__Exercício__
Troque "fan-line" por "ray-line" em todos os registros abaixo e transcreva-os novamente, sem alterar mais nada.

__Material a processar__

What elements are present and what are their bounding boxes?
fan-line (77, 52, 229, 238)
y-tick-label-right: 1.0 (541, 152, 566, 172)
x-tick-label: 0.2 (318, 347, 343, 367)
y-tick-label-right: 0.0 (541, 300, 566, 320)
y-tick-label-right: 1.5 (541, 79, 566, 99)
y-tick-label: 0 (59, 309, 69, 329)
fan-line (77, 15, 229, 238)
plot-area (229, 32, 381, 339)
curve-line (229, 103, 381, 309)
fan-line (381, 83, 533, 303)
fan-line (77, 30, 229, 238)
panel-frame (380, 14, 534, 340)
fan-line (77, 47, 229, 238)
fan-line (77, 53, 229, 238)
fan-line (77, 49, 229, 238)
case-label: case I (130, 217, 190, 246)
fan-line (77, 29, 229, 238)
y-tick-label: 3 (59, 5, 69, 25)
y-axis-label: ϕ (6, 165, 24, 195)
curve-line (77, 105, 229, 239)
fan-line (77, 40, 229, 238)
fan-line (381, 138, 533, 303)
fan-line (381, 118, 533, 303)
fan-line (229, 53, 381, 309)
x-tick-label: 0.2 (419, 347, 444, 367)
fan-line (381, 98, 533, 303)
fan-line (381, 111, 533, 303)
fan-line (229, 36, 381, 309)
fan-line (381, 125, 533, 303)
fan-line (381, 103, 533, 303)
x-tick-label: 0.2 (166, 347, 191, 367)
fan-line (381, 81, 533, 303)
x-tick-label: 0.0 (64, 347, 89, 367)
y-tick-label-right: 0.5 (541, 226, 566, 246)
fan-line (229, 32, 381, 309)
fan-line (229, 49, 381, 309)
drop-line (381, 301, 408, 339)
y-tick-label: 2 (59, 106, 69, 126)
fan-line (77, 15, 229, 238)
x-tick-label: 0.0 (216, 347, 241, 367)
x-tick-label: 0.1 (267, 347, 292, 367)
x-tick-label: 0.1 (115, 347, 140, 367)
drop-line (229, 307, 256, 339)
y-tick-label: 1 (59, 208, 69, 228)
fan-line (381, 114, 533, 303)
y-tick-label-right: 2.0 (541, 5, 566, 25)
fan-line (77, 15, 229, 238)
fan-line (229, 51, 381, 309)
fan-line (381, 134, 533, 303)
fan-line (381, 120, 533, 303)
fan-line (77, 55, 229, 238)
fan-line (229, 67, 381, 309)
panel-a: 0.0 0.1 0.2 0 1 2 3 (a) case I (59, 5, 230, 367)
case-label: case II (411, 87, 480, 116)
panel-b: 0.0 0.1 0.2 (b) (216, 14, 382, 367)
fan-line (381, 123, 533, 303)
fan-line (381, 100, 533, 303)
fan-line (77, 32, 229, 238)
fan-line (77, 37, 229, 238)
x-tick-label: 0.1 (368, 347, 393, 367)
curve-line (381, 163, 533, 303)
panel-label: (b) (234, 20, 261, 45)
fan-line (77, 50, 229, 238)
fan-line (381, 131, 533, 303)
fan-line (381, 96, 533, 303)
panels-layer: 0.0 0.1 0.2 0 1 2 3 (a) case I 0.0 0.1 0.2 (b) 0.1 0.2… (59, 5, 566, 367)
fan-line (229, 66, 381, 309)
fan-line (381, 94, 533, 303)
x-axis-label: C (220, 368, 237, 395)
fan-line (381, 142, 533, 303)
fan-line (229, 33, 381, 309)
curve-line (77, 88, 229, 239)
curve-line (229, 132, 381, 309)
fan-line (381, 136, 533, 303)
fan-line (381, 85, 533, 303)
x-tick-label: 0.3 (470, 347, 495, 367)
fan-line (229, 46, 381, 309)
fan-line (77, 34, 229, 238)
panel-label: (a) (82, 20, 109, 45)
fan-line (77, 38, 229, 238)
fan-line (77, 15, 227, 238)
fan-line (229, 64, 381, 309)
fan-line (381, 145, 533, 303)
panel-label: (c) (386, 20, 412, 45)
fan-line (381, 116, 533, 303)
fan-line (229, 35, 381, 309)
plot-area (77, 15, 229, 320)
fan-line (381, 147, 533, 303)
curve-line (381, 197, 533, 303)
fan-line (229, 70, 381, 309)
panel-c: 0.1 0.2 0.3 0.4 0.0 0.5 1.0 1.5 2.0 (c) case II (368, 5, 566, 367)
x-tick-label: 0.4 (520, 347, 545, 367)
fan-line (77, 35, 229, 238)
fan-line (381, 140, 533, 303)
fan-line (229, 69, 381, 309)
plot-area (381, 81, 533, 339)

__Exercício resolvido__
What elements are present and what are their bounding boxes?
ray-line (77, 52, 229, 238)
y-tick-label-right: 1.0 (541, 152, 566, 172)
x-tick-label: 0.2 (318, 347, 343, 367)
y-tick-label-right: 0.0 (541, 300, 566, 320)
y-tick-label-right: 1.5 (541, 79, 566, 99)
y-tick-label: 0 (59, 309, 69, 329)
ray-line (77, 15, 229, 238)
plot-area (229, 32, 381, 339)
curve-line (229, 103, 381, 309)
ray-line (381, 83, 533, 303)
ray-line (77, 30, 229, 238)
panel-frame (380, 14, 534, 340)
ray-line (77, 47, 229, 238)
ray-line (77, 53, 229, 238)
ray-line (77, 49, 229, 238)
case-label: case I (130, 217, 190, 246)
ray-line (77, 29, 229, 238)
y-tick-label: 3 (59, 5, 69, 25)
y-axis-label: ϕ (6, 165, 24, 195)
curve-line (77, 105, 229, 239)
ray-line (77, 40, 229, 238)
ray-line (381, 138, 533, 303)
ray-line (381, 118, 533, 303)
ray-line (229, 53, 381, 309)
x-tick-label: 0.2 (419, 347, 444, 367)
ray-line (381, 98, 533, 303)
ray-line (381, 111, 533, 303)
ray-line (229, 36, 381, 309)
ray-line (381, 125, 533, 303)
ray-line (381, 103, 533, 303)
x-tick-label: 0.2 (166, 347, 191, 367)
ray-line (381, 81, 533, 303)
x-tick-label: 0.0 (64, 347, 89, 367)
y-tick-label-right: 0.5 (541, 226, 566, 246)
ray-line (229, 32, 381, 309)
ray-line (229, 49, 381, 309)
drop-line (381, 301, 408, 339)
y-tick-label: 2 (59, 106, 69, 126)
ray-line (77, 15, 229, 238)
x-tick-label: 0.0 (216, 347, 241, 367)
x-tick-label: 0.1 (267, 347, 292, 367)
x-tick-label: 0.1 (115, 347, 140, 367)
drop-line (229, 307, 256, 339)
y-tick-label: 1 (59, 208, 69, 228)
ray-line (381, 114, 533, 303)
y-tick-label-right: 2.0 (541, 5, 566, 25)
ray-line (77, 15, 229, 238)
ray-line (229, 51, 381, 309)
ray-line (381, 134, 533, 303)
ray-line (381, 120, 533, 303)
ray-line (77, 55, 229, 238)
ray-line (229, 67, 381, 309)
panel-a: 0.0 0.1 0.2 0 1 2 3 (a) case I (59, 5, 230, 367)
case-label: case II (411, 87, 480, 116)
panel-b: 0.0 0.1 0.2 (b) (216, 14, 382, 367)
ray-line (381, 123, 533, 303)
ray-line (381, 100, 533, 303)
ray-line (77, 32, 229, 238)
ray-line (77, 37, 229, 238)
x-tick-label: 0.1 (368, 347, 393, 367)
curve-line (381, 163, 533, 303)
panel-label: (b) (234, 20, 261, 45)
ray-line (77, 50, 229, 238)
ray-line (381, 131, 533, 303)
ray-line (381, 96, 533, 303)
panels-layer: 0.0 0.1 0.2 0 1 2 3 (a) case I 0.0 0.1 0.2 (b) 0.1 0.2… (59, 5, 566, 367)
ray-line (229, 66, 381, 309)
ray-line (381, 94, 533, 303)
x-axis-label: C (220, 368, 237, 395)
ray-line (381, 142, 533, 303)
ray-line (229, 33, 381, 309)
curve-line (77, 88, 229, 239)
curve-line (229, 132, 381, 309)
ray-line (381, 136, 533, 303)
ray-line (381, 85, 533, 303)
x-tick-label: 0.3 (470, 347, 495, 367)
ray-line (229, 46, 381, 309)
ray-line (77, 34, 229, 238)
panel-label: (a) (82, 20, 109, 45)
ray-line (77, 38, 229, 238)
ray-line (77, 15, 227, 238)
ray-line (229, 64, 381, 309)
ray-line (381, 145, 533, 303)
panel-label: (c) (386, 20, 412, 45)
ray-line (381, 116, 533, 303)
ray-line (229, 35, 381, 309)
plot-area (77, 15, 229, 320)
ray-line (381, 147, 533, 303)
curve-line (381, 197, 533, 303)
ray-line (229, 70, 381, 309)
panel-c: 0.1 0.2 0.3 0.4 0.0 0.5 1.0 1.5 2.0 (c) case II (368, 5, 566, 367)
x-tick-label: 0.4 (520, 347, 545, 367)
ray-line (77, 35, 229, 238)
ray-line (381, 140, 533, 303)
ray-line (229, 69, 381, 309)
plot-area (381, 81, 533, 339)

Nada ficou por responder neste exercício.